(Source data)

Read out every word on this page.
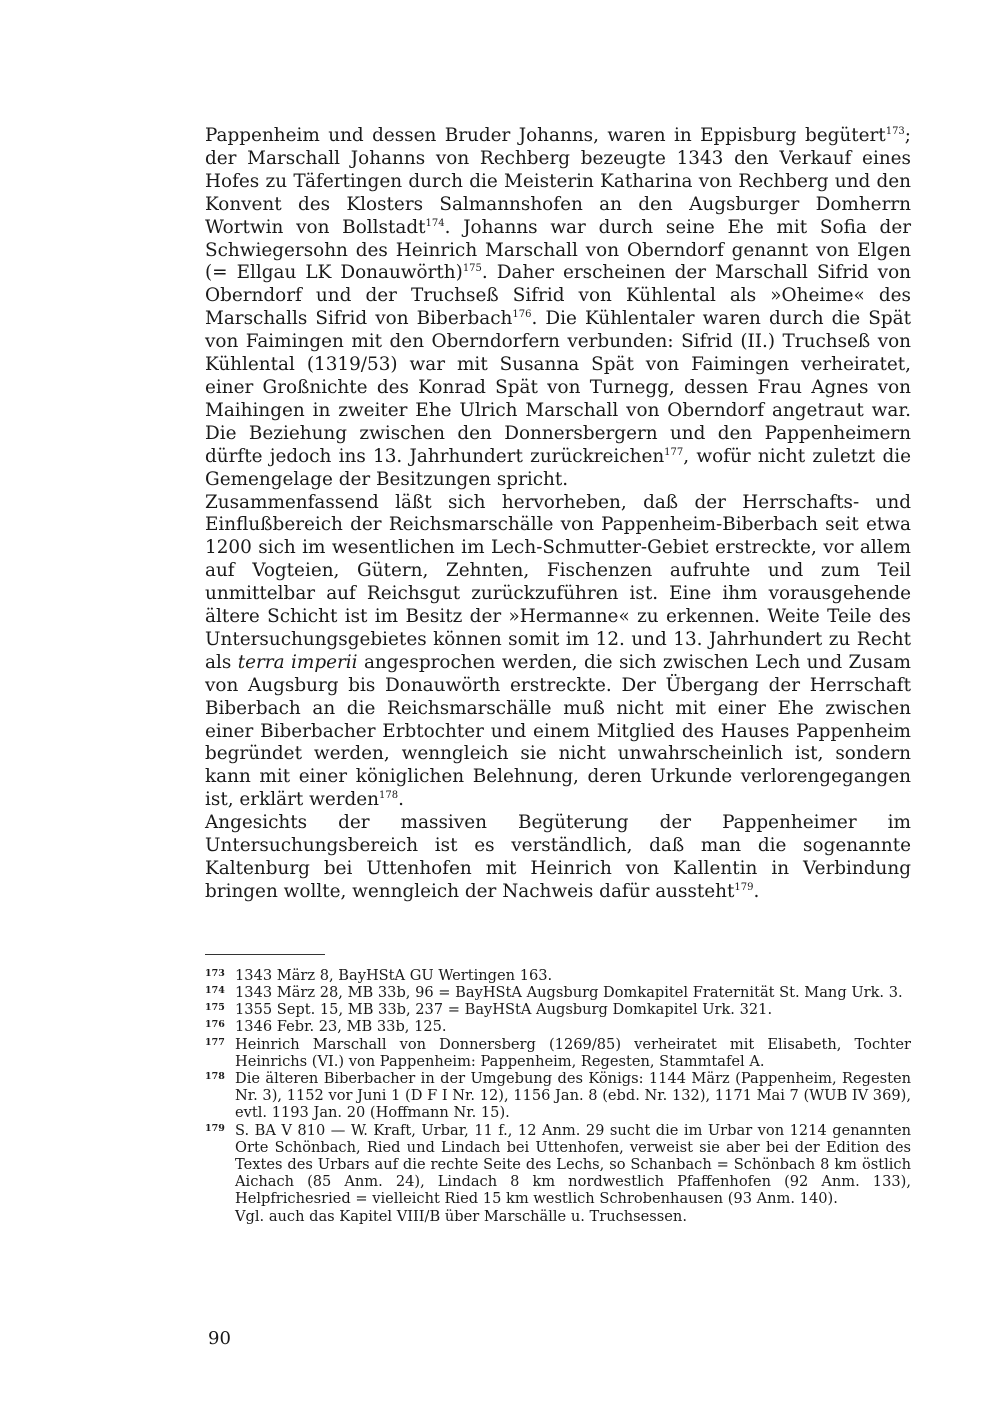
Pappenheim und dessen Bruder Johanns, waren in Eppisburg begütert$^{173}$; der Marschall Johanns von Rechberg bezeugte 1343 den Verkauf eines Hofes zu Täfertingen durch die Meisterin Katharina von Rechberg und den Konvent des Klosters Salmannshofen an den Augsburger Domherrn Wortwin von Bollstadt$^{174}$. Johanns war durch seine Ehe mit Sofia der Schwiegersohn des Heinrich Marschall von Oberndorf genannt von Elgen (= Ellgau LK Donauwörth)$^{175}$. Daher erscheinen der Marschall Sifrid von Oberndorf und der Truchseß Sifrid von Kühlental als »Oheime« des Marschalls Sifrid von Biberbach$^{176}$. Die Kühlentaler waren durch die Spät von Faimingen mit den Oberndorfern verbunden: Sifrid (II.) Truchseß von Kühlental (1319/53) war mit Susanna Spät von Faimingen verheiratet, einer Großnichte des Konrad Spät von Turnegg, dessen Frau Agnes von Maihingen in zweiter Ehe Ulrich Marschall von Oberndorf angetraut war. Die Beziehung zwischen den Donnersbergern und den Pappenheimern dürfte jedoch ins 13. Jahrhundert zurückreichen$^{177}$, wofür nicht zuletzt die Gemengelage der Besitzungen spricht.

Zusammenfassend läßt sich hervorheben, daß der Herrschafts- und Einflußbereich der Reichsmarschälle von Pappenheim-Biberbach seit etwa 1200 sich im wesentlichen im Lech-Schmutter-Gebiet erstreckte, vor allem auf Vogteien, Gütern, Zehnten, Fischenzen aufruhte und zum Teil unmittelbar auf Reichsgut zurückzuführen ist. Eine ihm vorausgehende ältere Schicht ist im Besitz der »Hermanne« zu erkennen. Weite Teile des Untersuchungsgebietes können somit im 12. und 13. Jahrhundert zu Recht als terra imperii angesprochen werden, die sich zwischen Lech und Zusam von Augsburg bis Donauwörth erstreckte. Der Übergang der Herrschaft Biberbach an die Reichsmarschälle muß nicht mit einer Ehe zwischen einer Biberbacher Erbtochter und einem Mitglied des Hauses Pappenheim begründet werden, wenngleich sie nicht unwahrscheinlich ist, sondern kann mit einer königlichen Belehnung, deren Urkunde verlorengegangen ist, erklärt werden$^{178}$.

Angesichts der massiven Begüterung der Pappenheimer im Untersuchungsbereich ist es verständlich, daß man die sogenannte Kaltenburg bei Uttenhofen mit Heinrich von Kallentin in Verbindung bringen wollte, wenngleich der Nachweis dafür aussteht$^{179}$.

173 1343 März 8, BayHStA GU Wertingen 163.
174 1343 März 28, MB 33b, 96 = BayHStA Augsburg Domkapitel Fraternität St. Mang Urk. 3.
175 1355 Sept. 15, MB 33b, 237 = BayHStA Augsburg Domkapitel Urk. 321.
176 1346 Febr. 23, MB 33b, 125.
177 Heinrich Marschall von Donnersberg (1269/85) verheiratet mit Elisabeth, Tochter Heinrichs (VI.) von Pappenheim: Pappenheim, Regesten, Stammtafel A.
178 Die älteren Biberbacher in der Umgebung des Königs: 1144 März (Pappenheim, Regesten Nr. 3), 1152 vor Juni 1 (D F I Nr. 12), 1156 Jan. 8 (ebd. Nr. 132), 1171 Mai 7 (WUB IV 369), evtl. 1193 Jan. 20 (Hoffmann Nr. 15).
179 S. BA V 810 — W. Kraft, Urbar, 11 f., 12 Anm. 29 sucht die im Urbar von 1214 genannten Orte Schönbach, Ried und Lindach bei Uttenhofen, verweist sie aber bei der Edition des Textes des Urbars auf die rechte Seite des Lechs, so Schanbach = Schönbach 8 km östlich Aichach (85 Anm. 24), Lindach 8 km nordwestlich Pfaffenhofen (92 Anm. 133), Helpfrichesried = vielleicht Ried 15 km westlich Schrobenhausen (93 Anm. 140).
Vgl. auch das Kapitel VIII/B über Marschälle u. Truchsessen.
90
* * *
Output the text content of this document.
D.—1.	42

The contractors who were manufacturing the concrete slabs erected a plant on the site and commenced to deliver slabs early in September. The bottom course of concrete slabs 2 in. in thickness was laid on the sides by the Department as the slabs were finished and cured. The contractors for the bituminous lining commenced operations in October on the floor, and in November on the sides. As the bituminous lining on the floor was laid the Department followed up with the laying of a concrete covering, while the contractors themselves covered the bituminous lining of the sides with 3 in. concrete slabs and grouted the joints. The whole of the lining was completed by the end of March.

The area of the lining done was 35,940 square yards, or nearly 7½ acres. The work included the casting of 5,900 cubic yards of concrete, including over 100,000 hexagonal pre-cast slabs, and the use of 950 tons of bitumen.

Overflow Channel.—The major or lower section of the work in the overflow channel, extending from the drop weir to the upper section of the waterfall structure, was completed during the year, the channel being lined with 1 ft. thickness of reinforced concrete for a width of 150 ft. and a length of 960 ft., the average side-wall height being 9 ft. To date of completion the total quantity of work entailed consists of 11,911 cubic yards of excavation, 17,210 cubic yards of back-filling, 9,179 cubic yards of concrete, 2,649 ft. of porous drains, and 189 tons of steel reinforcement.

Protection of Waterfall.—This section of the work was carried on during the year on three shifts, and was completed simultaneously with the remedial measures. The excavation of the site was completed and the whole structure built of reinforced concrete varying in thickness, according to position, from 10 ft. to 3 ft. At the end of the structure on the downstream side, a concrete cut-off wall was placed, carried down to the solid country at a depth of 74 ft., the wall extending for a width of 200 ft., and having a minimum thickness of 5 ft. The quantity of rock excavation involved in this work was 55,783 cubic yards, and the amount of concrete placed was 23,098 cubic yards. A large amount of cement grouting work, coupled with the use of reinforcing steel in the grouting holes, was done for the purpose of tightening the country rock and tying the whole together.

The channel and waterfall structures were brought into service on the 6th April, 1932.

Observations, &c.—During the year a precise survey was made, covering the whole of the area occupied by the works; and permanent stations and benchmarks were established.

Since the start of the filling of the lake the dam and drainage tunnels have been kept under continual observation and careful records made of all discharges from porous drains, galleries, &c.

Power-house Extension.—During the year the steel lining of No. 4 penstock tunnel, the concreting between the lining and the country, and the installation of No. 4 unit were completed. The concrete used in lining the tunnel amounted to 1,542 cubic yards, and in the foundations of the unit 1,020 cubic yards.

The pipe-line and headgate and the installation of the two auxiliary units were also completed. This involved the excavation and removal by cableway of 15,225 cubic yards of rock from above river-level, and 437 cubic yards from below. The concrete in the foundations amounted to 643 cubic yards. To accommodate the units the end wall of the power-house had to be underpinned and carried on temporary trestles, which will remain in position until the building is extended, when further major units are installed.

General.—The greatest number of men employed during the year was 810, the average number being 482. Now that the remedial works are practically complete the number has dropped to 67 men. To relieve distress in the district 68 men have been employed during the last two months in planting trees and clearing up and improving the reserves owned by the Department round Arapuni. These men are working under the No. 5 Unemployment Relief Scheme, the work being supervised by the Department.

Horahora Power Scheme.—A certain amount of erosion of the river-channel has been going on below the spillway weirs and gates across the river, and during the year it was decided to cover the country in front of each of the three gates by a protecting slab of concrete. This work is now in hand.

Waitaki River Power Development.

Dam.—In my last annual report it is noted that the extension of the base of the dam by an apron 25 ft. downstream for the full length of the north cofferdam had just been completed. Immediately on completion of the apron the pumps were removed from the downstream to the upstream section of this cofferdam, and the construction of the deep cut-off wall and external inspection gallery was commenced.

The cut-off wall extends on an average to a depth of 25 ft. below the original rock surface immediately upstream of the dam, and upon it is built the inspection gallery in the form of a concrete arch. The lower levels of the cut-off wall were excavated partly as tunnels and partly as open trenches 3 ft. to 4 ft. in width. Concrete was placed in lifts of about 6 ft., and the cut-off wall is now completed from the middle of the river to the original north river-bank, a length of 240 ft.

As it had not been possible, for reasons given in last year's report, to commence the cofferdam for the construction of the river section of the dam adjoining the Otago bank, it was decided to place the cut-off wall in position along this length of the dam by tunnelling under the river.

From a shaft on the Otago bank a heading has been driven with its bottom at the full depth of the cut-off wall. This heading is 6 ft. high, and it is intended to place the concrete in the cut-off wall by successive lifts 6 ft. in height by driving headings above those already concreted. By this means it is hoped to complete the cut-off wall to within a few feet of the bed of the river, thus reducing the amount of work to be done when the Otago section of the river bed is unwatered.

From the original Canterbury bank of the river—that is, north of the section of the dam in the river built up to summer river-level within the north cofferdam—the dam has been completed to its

GOAL OF THE EXERCISE >> Within the records, how many lines include "excavation"? The answer is the number and nothing else.

EXPECTED ANSWER >> 3